Reproduce all lines of the listing below in which the word "κατὰ" occurs.

******

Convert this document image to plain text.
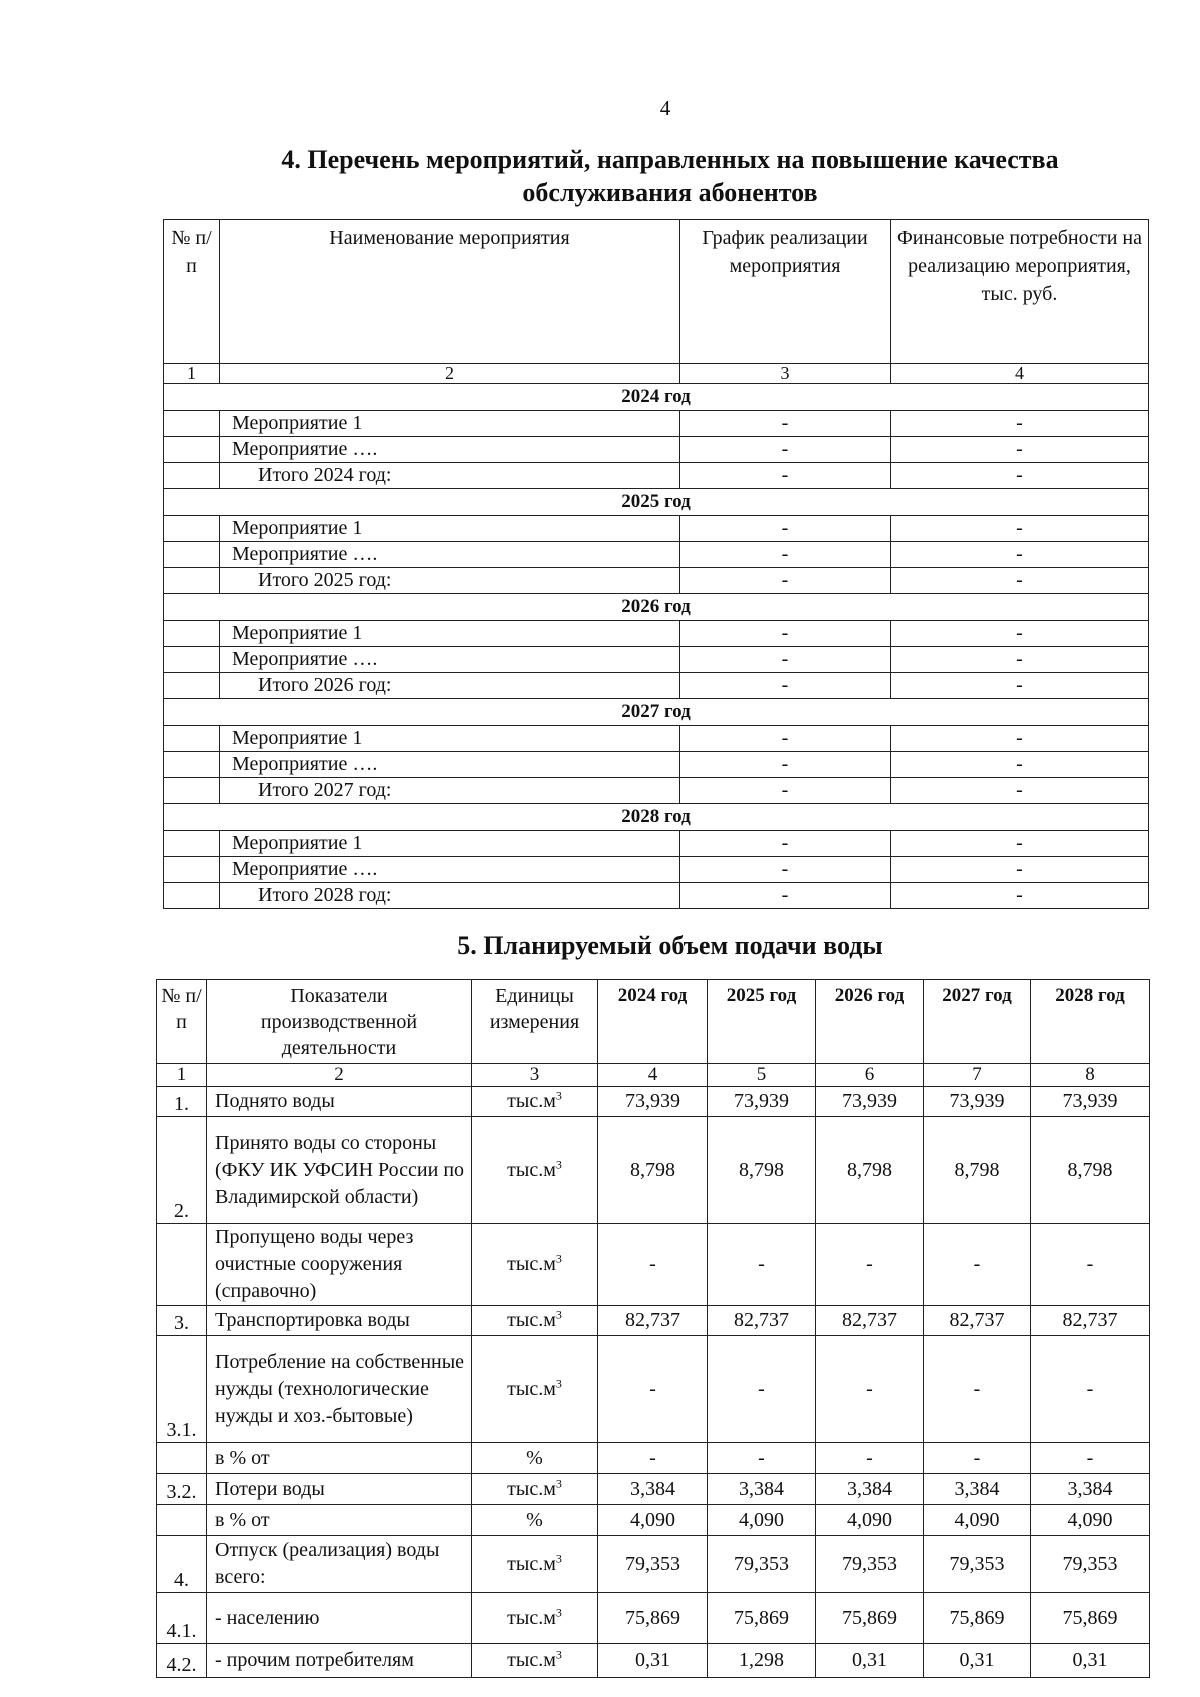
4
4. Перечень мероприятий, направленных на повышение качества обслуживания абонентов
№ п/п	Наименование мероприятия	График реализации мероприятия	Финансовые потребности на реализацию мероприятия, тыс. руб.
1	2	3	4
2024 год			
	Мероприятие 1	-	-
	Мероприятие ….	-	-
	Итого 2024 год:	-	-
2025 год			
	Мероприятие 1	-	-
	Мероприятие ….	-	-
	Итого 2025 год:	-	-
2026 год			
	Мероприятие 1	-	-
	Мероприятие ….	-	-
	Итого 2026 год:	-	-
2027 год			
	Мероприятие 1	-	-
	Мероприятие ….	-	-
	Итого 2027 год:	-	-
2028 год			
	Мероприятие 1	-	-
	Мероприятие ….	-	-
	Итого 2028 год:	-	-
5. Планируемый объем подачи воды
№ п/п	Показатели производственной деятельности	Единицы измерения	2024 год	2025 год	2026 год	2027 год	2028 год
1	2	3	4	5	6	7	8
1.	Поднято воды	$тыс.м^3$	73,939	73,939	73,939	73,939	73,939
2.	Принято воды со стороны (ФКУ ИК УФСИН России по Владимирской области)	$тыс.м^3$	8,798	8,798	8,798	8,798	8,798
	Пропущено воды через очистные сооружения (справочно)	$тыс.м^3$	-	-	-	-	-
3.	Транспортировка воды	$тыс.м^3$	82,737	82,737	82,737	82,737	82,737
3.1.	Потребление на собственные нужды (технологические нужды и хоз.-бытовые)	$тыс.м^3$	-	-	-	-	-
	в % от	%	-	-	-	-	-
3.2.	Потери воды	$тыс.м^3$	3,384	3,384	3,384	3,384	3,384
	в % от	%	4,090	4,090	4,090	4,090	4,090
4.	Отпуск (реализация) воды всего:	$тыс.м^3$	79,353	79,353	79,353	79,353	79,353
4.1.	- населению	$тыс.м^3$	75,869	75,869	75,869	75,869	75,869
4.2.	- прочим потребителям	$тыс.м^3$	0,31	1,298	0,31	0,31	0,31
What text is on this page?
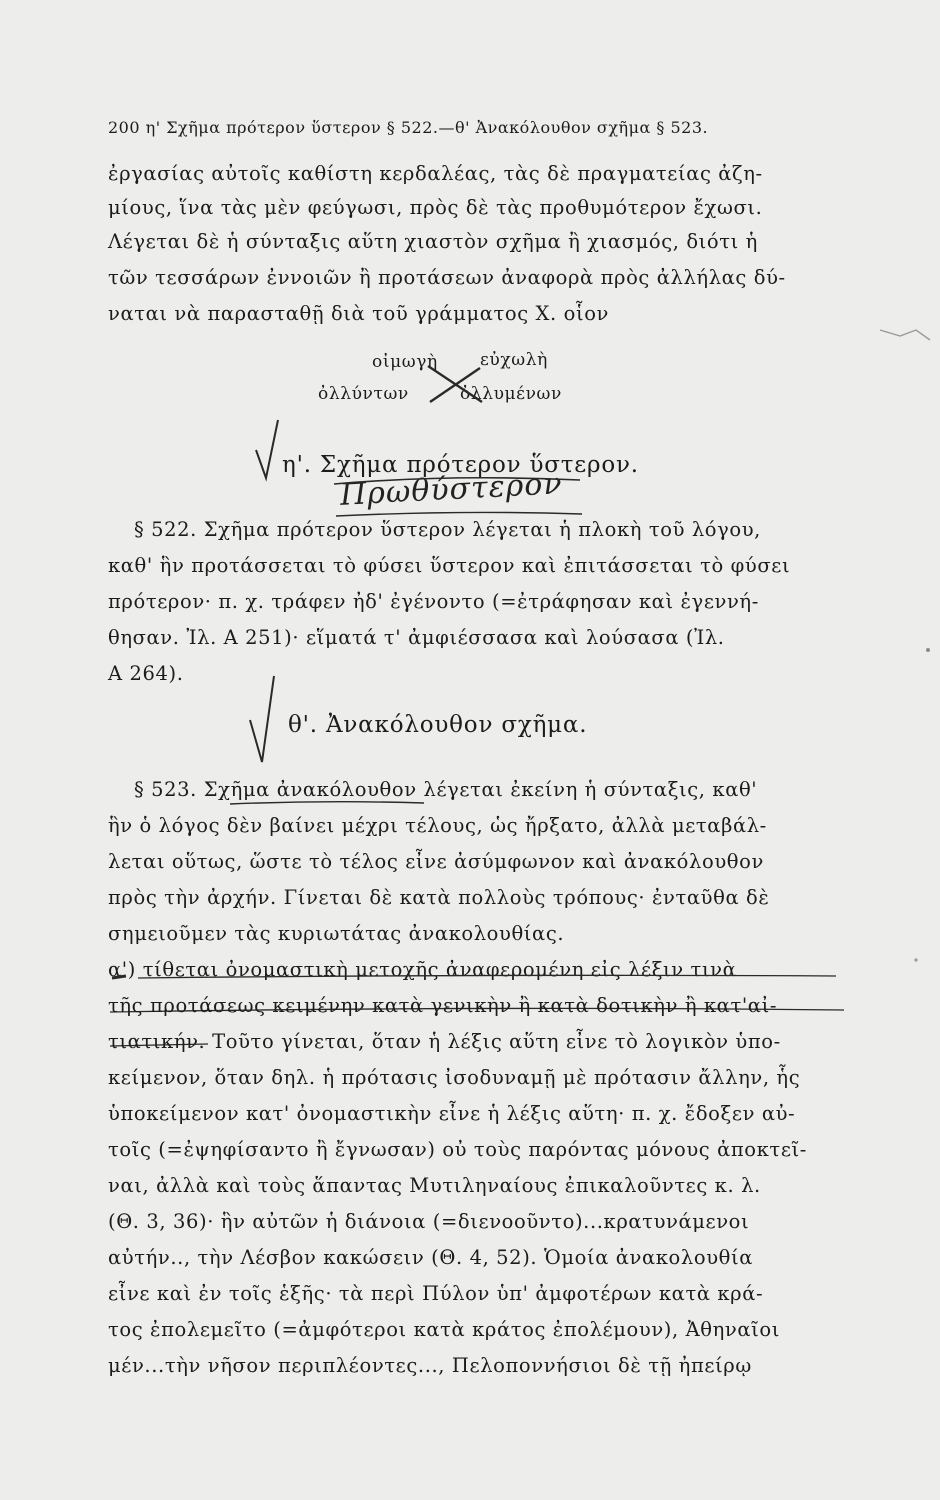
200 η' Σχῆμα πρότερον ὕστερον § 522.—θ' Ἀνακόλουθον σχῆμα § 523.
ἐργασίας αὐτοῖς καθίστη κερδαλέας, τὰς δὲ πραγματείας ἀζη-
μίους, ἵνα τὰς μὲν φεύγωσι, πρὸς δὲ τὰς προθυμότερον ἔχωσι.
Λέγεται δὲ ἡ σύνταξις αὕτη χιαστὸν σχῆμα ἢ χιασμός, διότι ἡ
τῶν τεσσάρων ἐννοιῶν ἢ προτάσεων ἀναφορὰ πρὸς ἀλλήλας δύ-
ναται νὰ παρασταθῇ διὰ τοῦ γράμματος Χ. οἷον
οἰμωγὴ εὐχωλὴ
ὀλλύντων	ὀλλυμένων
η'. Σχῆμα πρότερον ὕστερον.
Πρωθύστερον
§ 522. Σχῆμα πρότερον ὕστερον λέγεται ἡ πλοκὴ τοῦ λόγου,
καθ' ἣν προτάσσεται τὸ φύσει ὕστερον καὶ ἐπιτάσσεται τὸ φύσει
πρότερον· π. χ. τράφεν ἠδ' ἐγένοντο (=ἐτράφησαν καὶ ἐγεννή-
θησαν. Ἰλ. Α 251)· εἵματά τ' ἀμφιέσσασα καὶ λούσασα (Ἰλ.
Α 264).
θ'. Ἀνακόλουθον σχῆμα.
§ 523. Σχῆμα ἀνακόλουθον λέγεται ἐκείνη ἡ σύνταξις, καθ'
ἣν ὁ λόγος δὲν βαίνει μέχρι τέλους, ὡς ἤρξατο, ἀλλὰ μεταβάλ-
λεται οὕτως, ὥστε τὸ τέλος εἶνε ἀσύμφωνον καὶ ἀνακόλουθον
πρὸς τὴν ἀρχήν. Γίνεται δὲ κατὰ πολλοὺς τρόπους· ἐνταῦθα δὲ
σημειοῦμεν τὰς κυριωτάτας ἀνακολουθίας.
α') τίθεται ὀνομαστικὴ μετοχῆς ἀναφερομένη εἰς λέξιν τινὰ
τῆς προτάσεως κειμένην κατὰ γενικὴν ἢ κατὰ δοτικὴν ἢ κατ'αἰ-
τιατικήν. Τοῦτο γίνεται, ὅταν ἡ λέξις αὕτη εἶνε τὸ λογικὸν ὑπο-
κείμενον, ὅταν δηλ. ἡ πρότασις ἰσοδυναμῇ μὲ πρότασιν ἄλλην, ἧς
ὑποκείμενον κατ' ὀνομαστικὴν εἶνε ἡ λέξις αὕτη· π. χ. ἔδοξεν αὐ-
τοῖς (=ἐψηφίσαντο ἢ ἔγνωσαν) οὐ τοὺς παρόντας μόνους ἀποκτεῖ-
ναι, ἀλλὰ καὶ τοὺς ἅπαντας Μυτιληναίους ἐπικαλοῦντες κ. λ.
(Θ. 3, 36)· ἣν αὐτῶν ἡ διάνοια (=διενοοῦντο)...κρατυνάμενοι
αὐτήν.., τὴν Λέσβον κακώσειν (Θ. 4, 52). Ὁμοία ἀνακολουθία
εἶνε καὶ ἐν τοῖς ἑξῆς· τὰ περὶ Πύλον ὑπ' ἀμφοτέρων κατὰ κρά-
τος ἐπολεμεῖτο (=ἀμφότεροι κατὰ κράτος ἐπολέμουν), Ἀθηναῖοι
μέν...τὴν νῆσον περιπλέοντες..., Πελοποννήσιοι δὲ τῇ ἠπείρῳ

******

Output of the task »
πρὸς τὴν ἀρχήν. Γίνεται δὲ κατὰ πολλοὺς τρόπους· ἐνταῦθα δὲ
τῆς προτάσεως κειμένην κατὰ γενικὴν ἢ κατὰ δοτικὴν ἢ κατ'αἰ-
εἶνε καὶ ἐν τοῖς ἑξῆς· τὰ περὶ Πύλον ὑπ' ἀμφοτέρων κατὰ κρά-
τος ἐπολεμεῖτο (=ἀμφότεροι κατὰ κράτος ἐπολέμουν), Ἀθηναῖοι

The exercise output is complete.